* GOAL *
Tally the lines holding the word "registered" and state the count by itself.

* EXERCISE MATERIAL *

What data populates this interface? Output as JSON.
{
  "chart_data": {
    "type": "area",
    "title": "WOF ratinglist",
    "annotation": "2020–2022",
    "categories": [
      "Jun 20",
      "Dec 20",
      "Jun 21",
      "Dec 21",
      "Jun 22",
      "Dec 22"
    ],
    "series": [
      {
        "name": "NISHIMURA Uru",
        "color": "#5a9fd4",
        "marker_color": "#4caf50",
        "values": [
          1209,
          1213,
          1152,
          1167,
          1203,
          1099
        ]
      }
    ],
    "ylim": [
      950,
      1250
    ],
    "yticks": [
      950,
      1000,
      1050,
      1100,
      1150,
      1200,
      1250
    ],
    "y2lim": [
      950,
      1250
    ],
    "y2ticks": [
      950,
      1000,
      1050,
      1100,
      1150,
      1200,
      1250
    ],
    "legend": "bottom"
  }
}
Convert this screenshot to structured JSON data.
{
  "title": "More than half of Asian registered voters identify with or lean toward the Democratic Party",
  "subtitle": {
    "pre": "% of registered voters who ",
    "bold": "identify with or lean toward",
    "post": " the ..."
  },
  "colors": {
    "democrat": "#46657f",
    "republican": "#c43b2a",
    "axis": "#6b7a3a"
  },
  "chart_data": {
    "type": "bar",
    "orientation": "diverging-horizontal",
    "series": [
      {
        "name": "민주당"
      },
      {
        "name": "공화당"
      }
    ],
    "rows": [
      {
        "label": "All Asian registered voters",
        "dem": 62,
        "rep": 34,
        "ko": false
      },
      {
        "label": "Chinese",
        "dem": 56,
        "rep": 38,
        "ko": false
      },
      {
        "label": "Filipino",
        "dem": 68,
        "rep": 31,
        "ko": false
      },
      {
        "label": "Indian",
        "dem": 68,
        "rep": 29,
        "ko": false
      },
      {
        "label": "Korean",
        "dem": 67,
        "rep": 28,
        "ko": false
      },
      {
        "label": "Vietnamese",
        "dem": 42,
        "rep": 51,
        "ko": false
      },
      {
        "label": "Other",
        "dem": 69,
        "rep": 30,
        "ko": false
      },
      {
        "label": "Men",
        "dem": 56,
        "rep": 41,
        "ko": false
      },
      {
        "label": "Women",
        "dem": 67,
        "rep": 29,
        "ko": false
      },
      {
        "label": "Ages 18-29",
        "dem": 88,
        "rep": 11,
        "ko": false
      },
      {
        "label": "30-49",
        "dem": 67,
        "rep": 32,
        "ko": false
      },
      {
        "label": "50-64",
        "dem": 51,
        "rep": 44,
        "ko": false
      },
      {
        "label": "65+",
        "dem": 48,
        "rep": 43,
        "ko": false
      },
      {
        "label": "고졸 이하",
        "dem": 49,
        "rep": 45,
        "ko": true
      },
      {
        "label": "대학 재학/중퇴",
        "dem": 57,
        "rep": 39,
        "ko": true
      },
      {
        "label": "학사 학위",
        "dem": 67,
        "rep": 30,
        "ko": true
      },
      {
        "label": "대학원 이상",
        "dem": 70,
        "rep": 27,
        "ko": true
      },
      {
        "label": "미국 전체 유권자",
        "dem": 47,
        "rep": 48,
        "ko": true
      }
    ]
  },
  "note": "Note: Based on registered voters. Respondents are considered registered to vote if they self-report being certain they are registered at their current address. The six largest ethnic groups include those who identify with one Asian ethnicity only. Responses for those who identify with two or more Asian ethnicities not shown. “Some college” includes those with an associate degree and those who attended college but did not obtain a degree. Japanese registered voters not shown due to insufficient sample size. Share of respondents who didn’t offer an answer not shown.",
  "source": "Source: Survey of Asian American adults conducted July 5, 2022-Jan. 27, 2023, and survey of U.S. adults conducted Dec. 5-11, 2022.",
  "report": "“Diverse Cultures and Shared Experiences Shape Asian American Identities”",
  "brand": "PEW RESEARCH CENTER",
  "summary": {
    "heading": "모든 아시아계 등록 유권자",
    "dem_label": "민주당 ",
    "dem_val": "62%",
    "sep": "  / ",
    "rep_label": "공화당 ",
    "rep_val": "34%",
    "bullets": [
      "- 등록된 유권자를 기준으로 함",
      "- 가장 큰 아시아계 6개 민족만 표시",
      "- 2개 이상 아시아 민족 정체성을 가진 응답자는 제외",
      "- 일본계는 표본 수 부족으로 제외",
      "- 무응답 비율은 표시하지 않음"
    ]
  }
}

* ANSWER BELOW *
4